TASK STATEMENT: Where a line holds the string "moliyaviy", return that line.

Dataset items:
_ _ _ _ _ _ _

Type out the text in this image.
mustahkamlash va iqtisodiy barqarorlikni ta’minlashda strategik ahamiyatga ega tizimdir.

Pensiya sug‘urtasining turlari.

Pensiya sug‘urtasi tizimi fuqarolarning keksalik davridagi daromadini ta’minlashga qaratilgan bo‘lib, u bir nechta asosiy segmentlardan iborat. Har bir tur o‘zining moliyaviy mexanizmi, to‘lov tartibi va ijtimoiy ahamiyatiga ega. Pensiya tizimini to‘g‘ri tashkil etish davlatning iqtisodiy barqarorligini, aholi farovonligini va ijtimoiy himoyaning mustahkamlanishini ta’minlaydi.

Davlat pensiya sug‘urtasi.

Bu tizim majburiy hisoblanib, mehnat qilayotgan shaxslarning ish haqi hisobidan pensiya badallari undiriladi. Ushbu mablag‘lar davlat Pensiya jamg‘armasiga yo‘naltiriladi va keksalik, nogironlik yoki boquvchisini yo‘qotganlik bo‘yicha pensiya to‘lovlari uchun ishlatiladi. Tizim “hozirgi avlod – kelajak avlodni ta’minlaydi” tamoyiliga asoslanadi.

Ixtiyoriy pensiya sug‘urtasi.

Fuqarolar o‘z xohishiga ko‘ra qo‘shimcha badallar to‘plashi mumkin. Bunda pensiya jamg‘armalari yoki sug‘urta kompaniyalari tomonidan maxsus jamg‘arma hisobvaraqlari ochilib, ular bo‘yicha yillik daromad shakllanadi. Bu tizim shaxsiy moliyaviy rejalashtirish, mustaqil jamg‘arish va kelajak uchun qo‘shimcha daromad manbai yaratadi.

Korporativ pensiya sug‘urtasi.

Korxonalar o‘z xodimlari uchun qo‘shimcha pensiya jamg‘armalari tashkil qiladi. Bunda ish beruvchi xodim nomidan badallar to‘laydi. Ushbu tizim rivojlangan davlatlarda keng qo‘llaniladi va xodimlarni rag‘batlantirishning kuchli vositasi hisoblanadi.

_ _ _ _ _ _ _

COMPLETED EXERCISE:
Pensiya sug‘urtasi tizimi fuqarolarning keksalik davridagi daromadini ta’minlashga qaratilgan bo‘lib, u bir nechta asosiy segmentlardan iborat. Har bir tur o‘zining moliyaviy mexanizmi, to‘lov tartibi va ijtimoiy ahamiyatiga ega. Pensiya tizimini to‘g‘ri tashkil etish davlatning iqtisodiy barqarorligini, aholi farovonligini va ijtimoiy himoyaning mustahkamlanishini ta’minlaydi.
Fuqarolar o‘z xohishiga ko‘ra qo‘shimcha badallar to‘plashi mumkin. Bunda pensiya jamg‘armalari yoki sug‘urta kompaniyalari tomonidan maxsus jamg‘arma hisobvaraqlari ochilib, ular bo‘yicha yillik daromad shakllanadi. Bu tizim shaxsiy moliyaviy rejalashtirish, mustaqil jamg‘arish va kelajak uchun qo‘shimcha daromad manbai yaratadi.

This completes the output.